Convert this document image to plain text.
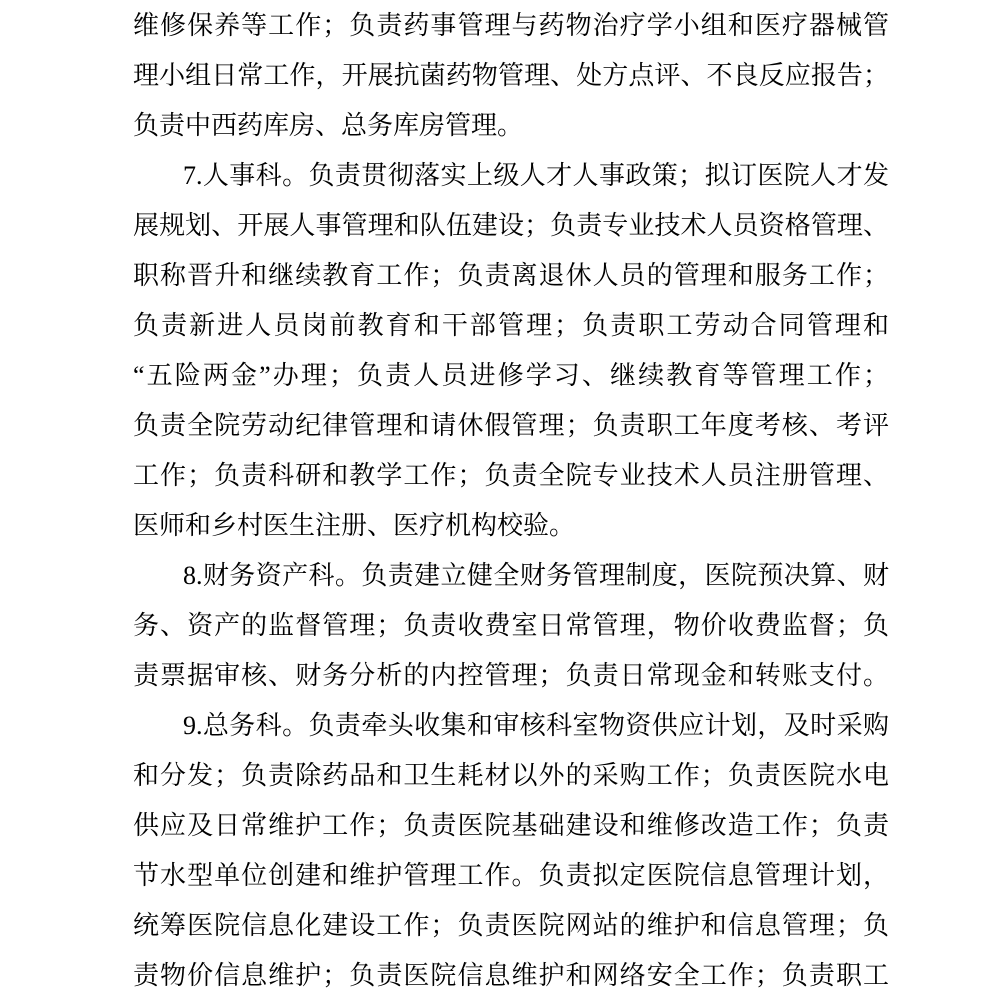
维修保养等工作；负责药事管理与药物治疗学小组和医疗器械管
理小组日常工作，开展抗菌药物管理、处方点评、不良反应报告；
负责中西药库房、总务库房管理。
7.人事科。负责贯彻落实上级人才人事政策；拟订医院人才发
展规划、开展人事管理和队伍建设；负责专业技术人员资格管理、
职称晋升和继续教育工作；负责离退休人员的管理和服务工作；
负责新进人员岗前教育和干部管理；负责职工劳动合同管理和
“五险两金”办理；负责人员进修学习、继续教育等管理工作；
负责全院劳动纪律管理和请休假管理；负责职工年度考核、考评
工作；负责科研和教学工作；负责全院专业技术人员注册管理、
医师和乡村医生注册、医疗机构校验。
8.财务资产科。负责建立健全财务管理制度，医院预决算、财
务、资产的监督管理；负责收费室日常管理，物价收费监督；负
责票据审核、财务分析的内控管理；负责日常现金和转账支付。
9.总务科。负责牵头收集和审核科室物资供应计划，及时采购
和分发；负责除药品和卫生耗材以外的采购工作；负责医院水电
供应及日常维护工作；负责医院基础建设和维修改造工作；负责
节水型单位创建和维护管理工作。负责拟定医院信息管理计划，
统筹医院信息化建设工作；负责医院网站的维护和信息管理；负
责物价信息维护；负责医院信息维护和网络安全工作；负责职工
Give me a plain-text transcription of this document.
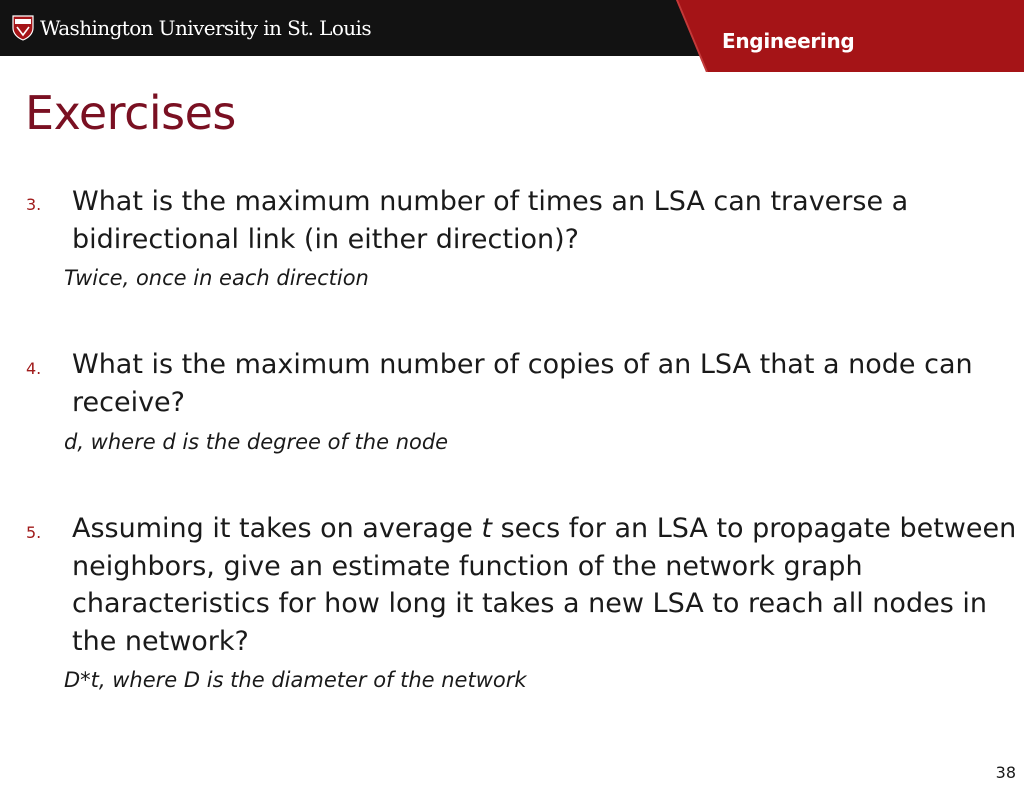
Washington University in St. Louis
Engineering
Exercises
3. What is the maximum number of times an LSA can traverse a bidirectional link (in either direction)?
Twice, once in each direction
4. What is the maximum number of copies of an LSA that a node can receive?
d, where d is the degree of the node
5. Assuming it takes on average t secs for an LSA to propagate between neighbors, give an estimate function of the network graph characteristics for how long it takes a new LSA to reach all nodes in the network?
D*t, where D is the diameter of the network
38
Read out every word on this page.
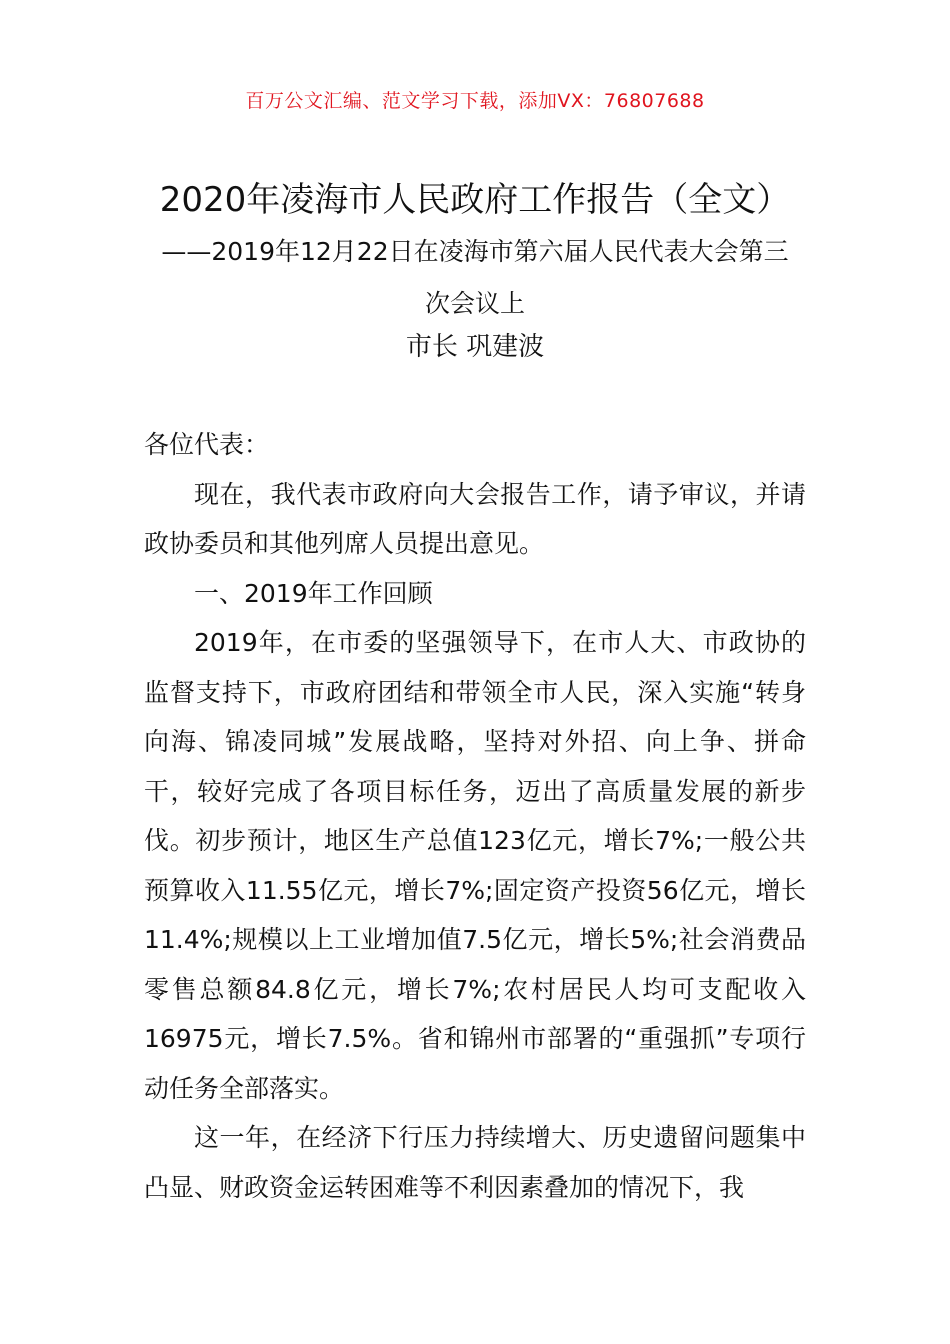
百万公文汇编、范文学习下载，添加VX：76807688
2020年凌海市人民政府工作报告（全文）
——2019年12月22日在凌海市第六届人民代表大会第三次会议上
市长 巩建波

各位代表：

现在，我代表市政府向大会报告工作，请予审议，并请政协委员和其他列席人员提出意见。

一、2019年工作回顾

2019年，在市委的坚强领导下，在市人大、市政协的监督支持下，市政府团结和带领全市人民，深入实施“转身向海、锦凌同城”发展战略，坚持对外招、向上争、拼命干，较好完成了各项目标任务，迈出了高质量发展的新步伐。初步预计，地区生产总值123亿元，增长7%;一般公共预算收入11.55亿元，增长7%;固定资产投资56亿元，增长11.4%;规模以上工业增加值7.5亿元，增长5%;社会消费品零售总额84.8亿元，增长7%;农村居民人均可支配收入16975元，增长7.5%。省和锦州市部署的“重强抓”专项行动任务全部落实。

这一年，在经济下行压力持续增大、历史遗留问题集中凸显、财政资金运转困难等不利因素叠加的情况下，我
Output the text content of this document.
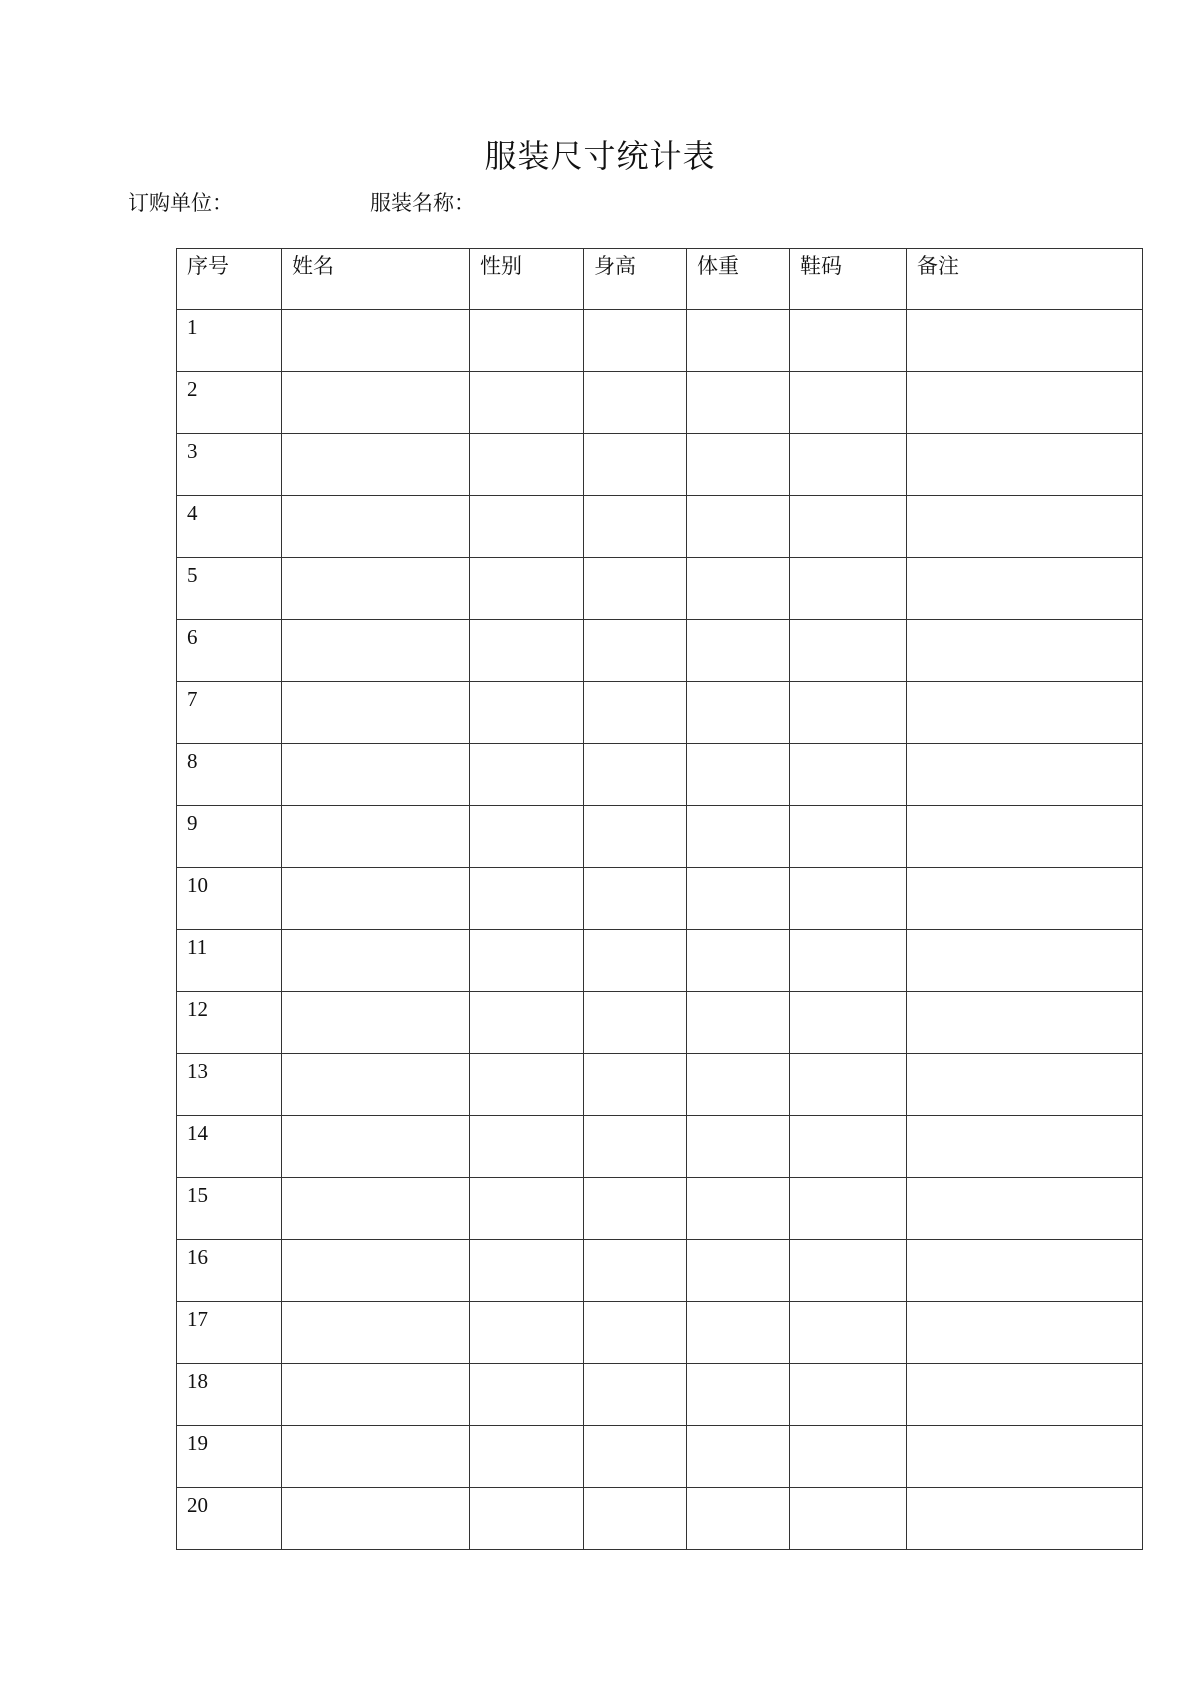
服装尺寸统计表
订购单位：	服装名称：
序号	姓名	性别	身高	体重	鞋码	备注
1						
2						
3						
4						
5						
6						
7						
8						
9						
10						
11						
12						
13						
14						
15						
16						
17						
18						
19						
20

TASK BRIEF =>
Write out word for word every line from the line with "Output the text content of this document." through the final line of the records, both included, skipping the pictures.

RESULT =>
Output the text content of this document.
服装尺寸统计表
订购单位：	服装名称：
序号	姓名	性别	身高	体重	鞋码	备注
1						
2						
3						
4						
5						
6						
7						
8						
9						
10						
11						
12						
13						
14						
15						
16						
17						
18						
19						
20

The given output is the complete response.